◆ PROVIDED INFORMATION:

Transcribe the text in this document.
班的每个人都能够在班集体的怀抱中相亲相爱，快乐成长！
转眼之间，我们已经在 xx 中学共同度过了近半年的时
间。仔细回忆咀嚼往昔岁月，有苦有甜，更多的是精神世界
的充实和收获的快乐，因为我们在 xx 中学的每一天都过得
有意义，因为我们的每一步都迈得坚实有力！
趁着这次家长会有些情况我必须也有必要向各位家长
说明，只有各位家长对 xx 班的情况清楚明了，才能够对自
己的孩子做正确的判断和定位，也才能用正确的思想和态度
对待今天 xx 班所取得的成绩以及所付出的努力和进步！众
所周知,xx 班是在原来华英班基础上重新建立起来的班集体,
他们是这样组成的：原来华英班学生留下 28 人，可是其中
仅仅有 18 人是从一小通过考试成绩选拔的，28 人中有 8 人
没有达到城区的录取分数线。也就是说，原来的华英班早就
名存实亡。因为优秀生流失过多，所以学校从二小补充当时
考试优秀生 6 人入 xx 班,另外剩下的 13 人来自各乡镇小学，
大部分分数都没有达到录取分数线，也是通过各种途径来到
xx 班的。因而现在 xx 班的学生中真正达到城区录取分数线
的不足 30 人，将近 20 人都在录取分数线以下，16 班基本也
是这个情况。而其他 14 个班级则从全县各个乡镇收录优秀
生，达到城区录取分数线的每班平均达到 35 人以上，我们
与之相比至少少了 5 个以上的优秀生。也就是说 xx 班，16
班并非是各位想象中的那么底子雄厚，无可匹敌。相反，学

◆ INSTRUCTION:
Gather all lines from the listing above in which "也就是说" occurs.

◆ THE OUTPUT:
没有达到城区的录取分数线。也就是说，原来的华英班早就
与之相比至少少了 5 个以上的优秀生。也就是说 xx 班，16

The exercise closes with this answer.